STATED GOAL –
Copy out each line that has "color" in it.
_____
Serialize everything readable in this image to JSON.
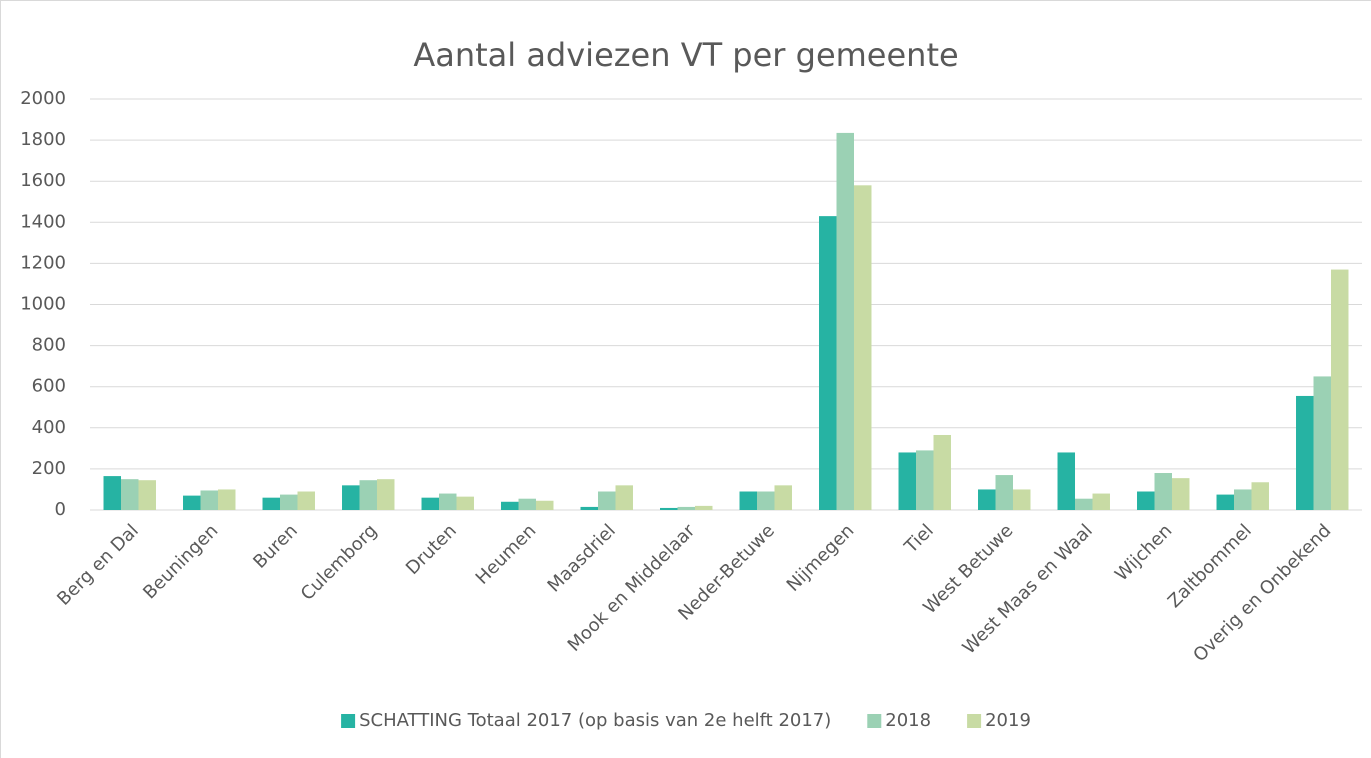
{
  "chart_data": {
    "type": "bar",
    "title": "Aantal adviezen VT per gemeente",
    "categories": [
      "Berg en Dal",
      "Beuningen",
      "Buren",
      "Culemborg",
      "Druten",
      "Heumen",
      "Maasdriel",
      "Mook en Middelaar",
      "Neder-Betuwe",
      "Nijmegen",
      "Tiel",
      "West Betuwe",
      "West Maas en Waal",
      "Wijchen",
      "Zaltbommel",
      "Overig en Onbekend"
    ],
    "series": [
      {
        "name": "SCHATTING Totaal 2017 (op basis van 2e helft 2017)",
        "color": "#26b3a3",
        "values": [
          165,
          70,
          60,
          120,
          60,
          40,
          15,
          10,
          90,
          1430,
          280,
          100,
          280,
          90,
          75,
          555
        ]
      },
      {
        "name": "2018",
        "color": "#9bd1b4",
        "values": [
          150,
          95,
          75,
          145,
          80,
          55,
          90,
          15,
          90,
          1835,
          290,
          170,
          55,
          180,
          100,
          650
        ]
      },
      {
        "name": "2019",
        "color": "#c8dba4",
        "values": [
          145,
          100,
          90,
          150,
          65,
          45,
          120,
          20,
          120,
          1580,
          365,
          100,
          80,
          155,
          135,
          1170
        ]
      }
    ],
    "ylim": [
      0,
      2000
    ],
    "yticks": [
      0,
      200,
      400,
      600,
      800,
      1000,
      1200,
      1400,
      1600,
      1800,
      2000
    ],
    "grid": true,
    "legend": "bottom"
  }
}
_____
RESULT OF THIS TASK –
        "color": "#26b3a3",
        "color": "#9bd1b4",
        "color": "#c8dba4",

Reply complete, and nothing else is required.